Stored dataset items:
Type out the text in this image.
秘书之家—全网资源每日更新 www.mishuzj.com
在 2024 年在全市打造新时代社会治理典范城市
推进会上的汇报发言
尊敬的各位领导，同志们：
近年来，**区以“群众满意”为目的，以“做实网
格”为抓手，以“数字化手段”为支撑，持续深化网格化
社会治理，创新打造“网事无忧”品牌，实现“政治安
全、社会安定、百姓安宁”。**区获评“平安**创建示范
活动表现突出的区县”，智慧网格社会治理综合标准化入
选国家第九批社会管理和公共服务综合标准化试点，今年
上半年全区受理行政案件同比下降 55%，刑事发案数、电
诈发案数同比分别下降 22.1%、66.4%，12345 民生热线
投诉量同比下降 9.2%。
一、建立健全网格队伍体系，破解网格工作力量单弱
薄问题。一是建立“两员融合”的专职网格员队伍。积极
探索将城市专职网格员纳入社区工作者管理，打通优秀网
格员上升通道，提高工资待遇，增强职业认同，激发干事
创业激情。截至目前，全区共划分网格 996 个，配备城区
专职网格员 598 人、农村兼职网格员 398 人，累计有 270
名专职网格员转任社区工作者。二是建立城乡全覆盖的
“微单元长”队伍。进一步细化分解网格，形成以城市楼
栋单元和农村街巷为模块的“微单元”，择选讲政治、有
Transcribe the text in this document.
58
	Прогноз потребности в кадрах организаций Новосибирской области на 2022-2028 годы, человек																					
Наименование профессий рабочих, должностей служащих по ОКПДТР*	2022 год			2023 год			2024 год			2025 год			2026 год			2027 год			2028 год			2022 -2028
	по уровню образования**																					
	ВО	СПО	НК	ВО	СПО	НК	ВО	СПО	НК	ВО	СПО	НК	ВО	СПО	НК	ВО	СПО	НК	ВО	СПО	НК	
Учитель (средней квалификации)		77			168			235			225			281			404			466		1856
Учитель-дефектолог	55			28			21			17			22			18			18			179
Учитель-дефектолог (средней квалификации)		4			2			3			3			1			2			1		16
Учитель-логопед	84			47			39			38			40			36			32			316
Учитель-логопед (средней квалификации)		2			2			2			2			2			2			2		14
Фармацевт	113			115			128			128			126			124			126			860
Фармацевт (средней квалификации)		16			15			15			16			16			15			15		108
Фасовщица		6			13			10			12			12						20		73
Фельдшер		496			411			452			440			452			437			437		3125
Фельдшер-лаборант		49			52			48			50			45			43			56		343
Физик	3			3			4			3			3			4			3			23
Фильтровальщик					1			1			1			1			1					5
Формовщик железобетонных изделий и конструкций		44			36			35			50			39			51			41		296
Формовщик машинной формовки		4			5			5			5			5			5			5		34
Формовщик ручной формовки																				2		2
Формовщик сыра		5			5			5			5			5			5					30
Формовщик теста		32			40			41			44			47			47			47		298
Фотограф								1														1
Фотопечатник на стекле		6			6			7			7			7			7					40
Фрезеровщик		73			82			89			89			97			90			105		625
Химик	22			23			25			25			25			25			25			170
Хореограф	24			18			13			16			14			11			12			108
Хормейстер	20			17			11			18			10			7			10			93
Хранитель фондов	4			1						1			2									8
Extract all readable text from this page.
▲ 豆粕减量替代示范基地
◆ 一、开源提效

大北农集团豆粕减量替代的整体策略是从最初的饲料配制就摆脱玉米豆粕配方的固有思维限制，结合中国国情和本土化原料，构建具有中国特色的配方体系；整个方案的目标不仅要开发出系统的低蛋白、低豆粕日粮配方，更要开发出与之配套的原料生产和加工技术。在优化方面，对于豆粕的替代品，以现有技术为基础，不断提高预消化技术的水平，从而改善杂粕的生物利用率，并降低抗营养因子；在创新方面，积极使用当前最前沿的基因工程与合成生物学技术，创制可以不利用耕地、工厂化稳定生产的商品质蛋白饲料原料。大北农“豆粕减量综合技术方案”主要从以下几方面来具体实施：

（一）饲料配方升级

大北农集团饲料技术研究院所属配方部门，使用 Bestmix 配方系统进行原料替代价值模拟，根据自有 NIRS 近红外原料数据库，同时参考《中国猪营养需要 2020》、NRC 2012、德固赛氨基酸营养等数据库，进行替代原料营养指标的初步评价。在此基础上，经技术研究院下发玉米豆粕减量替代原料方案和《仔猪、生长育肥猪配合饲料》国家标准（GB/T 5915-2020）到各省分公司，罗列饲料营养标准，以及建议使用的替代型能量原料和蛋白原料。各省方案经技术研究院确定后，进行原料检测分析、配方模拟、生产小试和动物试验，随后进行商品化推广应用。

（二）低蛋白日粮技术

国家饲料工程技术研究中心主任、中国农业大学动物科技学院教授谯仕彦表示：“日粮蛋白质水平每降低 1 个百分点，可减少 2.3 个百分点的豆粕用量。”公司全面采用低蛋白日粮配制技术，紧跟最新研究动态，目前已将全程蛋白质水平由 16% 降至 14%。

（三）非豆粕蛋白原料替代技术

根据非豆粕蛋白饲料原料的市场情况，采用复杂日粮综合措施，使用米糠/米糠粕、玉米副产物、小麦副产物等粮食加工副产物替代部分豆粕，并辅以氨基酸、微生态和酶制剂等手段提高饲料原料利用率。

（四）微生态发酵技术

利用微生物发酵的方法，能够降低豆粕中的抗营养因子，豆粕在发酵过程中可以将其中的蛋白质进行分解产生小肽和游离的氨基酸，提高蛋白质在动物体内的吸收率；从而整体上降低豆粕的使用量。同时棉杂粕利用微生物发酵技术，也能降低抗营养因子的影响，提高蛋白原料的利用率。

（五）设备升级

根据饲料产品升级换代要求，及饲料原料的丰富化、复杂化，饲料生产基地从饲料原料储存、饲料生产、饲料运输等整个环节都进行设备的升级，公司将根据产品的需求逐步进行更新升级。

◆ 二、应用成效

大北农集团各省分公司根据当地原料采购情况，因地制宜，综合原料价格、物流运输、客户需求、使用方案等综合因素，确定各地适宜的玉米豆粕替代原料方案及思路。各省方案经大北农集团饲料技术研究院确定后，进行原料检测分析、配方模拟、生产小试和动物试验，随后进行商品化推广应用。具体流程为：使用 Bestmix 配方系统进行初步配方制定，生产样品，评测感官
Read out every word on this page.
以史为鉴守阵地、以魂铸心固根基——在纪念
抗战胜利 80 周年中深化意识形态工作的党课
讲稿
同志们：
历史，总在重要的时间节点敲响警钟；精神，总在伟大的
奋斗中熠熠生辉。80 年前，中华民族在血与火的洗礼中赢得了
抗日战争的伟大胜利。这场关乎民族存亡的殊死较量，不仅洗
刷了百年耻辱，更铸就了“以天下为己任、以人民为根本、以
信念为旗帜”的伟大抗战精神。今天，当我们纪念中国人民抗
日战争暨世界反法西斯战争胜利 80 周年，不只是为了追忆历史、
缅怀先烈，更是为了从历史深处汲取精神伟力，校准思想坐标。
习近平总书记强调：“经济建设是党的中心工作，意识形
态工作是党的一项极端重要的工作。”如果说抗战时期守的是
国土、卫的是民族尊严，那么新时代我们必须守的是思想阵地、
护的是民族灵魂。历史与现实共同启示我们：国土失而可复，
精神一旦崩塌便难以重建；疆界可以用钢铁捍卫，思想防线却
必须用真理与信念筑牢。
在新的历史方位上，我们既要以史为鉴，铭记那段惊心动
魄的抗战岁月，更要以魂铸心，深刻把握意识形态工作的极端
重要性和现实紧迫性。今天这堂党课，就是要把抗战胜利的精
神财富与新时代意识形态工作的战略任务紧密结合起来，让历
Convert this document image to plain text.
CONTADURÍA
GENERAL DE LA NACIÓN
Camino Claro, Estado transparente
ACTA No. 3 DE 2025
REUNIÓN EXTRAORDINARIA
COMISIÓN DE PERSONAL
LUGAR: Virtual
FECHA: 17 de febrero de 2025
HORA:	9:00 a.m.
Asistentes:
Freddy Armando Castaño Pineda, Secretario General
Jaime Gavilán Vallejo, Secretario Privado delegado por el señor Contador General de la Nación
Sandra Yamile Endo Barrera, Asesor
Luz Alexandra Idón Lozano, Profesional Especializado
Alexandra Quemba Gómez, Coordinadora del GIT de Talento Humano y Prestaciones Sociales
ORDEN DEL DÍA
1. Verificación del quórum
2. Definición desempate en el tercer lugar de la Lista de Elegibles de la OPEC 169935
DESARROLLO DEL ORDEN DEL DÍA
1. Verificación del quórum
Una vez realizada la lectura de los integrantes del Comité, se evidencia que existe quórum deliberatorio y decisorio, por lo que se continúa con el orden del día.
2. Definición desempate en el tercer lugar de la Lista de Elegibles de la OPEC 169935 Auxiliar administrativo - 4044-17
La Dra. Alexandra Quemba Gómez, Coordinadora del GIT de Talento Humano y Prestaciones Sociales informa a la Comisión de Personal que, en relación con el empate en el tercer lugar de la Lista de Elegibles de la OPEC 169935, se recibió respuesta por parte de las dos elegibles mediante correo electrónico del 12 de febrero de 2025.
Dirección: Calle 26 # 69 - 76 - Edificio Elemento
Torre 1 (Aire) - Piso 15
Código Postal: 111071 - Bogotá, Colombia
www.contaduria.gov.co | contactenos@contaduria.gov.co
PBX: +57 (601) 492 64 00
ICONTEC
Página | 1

What needs to be done:
Within the entries above, work out how many lines contain the word "Prestaciones". The number alone is the answer.

The output:
2